==== Extracted material ====

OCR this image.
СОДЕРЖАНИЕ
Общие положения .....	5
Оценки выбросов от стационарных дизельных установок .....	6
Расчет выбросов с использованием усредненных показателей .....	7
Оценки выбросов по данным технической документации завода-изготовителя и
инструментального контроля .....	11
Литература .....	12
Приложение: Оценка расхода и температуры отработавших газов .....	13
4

====

→ **Objective**
Tally the lines of the listing in which the word "выбросов" occurs, and state the total alone.

→ **Solution to this task**
3